What you are asked to do => Skip the pictures and repeat each line of the data exactly.

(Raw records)
— start —
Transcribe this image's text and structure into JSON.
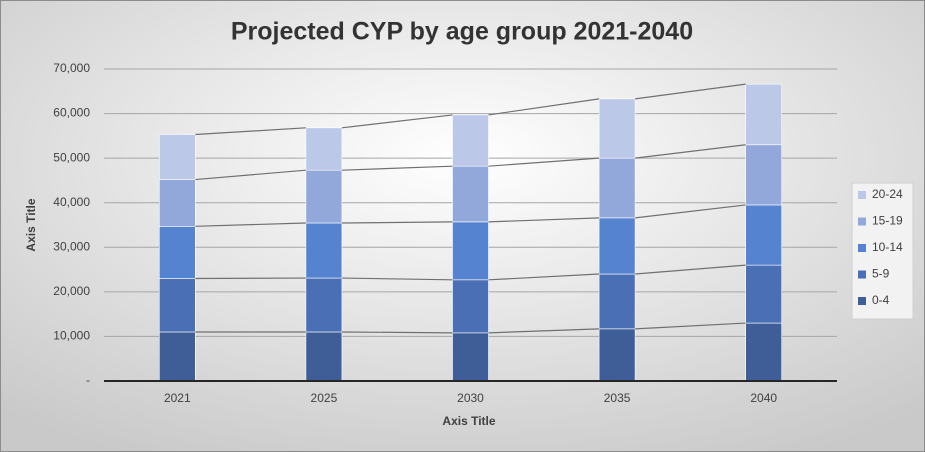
{
  "chart_data": {
    "type": "stacked_bar",
    "title": "Projected CYP by age group 2021-2040",
    "x_label": "Axis Title",
    "y_label": "Axis Title",
    "categories": [
      "2021",
      "2025",
      "2030",
      "2035",
      "2040"
    ],
    "series": [
      {
        "name": "0-4",
        "color": "#3f5e98",
        "values": [
          11000,
          11000,
          10800,
          11700,
          13000
        ]
      },
      {
        "name": "5-9",
        "color": "#4a6fb4",
        "values": [
          12000,
          12100,
          11900,
          12300,
          13000
        ]
      },
      {
        "name": "10-14",
        "color": "#5683cf",
        "values": [
          11700,
          12350,
          13000,
          12600,
          13500
        ]
      },
      {
        "name": "15-19",
        "color": "#93a8da",
        "values": [
          10500,
          11850,
          12500,
          13400,
          13500
        ]
      },
      {
        "name": "20-24",
        "color": "#bcc8e8",
        "values": [
          10100,
          9500,
          11500,
          13300,
          13600
        ]
      }
    ],
    "ylim": [
      0,
      70000
    ],
    "yticks": [
      {
        "value": 0,
        "label": "-"
      },
      {
        "value": 10000,
        "label": "10,000"
      },
      {
        "value": 20000,
        "label": "20,000"
      },
      {
        "value": 30000,
        "label": "30,000"
      },
      {
        "value": 40000,
        "label": "40,000"
      },
      {
        "value": 50000,
        "label": "50,000"
      },
      {
        "value": 60000,
        "label": "60,000"
      },
      {
        "value": 70000,
        "label": "70,000"
      }
    ],
    "grid": true,
    "legend": "right"
  }
}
— end —
Problem solution =>
Transcribe this image's text and structure into JSON.
{
  "chart_data": {
    "type": "stacked_bar",
    "title": "Projected CYP by age group 2021-2040",
    "x_label": "Axis Title",
    "y_label": "Axis Title",
    "categories": [
      "2021",
      "2025",
      "2030",
      "2035",
      "2040"
    ],
    "series": [
      {
        "name": "0-4",
        "color": "#3f5e98",
        "values": [
          11000,
          11000,
          10800,
          11700,
          13000
        ]
      },
      {
        "name": "5-9",
        "color": "#4a6fb4",
        "values": [
          12000,
          12100,
          11900,
          12300,
          13000
        ]
      },
      {
        "name": "10-14",
        "color": "#5683cf",
        "values": [
          11700,
          12350,
          13000,
          12600,
          13500
        ]
      },
      {
        "name": "15-19",
        "color": "#93a8da",
        "values": [
          10500,
          11850,
          12500,
          13400,
          13500
        ]
      },
      {
        "name": "20-24",
        "color": "#bcc8e8",
        "values": [
          10100,
          9500,
          11500,
          13300,
          13600
        ]
      }
    ],
    "ylim": [
      0,
      70000
    ],
    "yticks": [
      {
        "value": 0,
        "label": "-"
      },
      {
        "value": 10000,
        "label": "10,000"
      },
      {
        "value": 20000,
        "label": "20,000"
      },
      {
        "value": 30000,
        "label": "30,000"
      },
      {
        "value": 40000,
        "label": "40,000"
      },
      {
        "value": 50000,
        "label": "50,000"
      },
      {
        "value": 60000,
        "label": "60,000"
      },
      {
        "value": 70000,
        "label": "70,000"
      }
    ],
    "grid": true,
    "legend": "right"
  }
}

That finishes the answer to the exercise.